* Start Exercise materials *

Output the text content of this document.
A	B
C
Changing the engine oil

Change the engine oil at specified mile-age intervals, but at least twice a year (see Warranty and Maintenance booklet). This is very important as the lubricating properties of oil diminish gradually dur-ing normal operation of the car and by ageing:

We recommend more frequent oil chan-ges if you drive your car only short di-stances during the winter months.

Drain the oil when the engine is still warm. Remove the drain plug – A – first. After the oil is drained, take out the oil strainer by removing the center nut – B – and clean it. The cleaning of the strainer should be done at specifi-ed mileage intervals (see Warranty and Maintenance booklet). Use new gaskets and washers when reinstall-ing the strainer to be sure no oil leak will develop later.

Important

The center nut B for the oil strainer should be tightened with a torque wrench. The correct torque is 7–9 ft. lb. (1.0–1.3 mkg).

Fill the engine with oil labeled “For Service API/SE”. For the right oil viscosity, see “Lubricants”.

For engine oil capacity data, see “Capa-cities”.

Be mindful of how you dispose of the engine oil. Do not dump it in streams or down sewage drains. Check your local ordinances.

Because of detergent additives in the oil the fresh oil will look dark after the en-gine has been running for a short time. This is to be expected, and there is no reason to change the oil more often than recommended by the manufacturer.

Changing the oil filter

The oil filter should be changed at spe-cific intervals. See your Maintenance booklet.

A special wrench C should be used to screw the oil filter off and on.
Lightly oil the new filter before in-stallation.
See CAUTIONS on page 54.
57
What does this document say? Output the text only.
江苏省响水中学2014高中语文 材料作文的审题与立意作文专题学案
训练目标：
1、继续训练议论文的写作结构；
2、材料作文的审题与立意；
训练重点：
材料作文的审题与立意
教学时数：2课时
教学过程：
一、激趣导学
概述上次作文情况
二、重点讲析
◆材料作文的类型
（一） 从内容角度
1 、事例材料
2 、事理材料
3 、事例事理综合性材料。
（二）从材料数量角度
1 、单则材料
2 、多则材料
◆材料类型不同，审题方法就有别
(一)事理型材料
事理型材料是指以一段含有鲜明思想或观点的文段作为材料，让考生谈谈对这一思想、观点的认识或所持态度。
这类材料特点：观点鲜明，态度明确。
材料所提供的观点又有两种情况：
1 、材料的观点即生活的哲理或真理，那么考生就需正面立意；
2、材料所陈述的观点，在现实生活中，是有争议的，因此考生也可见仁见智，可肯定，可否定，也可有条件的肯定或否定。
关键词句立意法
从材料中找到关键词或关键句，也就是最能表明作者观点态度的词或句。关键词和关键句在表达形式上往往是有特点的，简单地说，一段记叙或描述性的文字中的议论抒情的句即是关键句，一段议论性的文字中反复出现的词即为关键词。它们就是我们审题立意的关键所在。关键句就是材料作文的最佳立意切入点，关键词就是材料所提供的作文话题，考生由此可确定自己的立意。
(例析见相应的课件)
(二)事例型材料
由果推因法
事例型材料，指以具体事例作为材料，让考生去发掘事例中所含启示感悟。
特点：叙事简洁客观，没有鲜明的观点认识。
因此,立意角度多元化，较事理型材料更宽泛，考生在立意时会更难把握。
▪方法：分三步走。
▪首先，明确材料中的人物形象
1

* End Exercise materials *

▶ **Task prompt**: Determine how many lines of the listing above include the word "short", and report that number only.

▶ **Full answer**: 2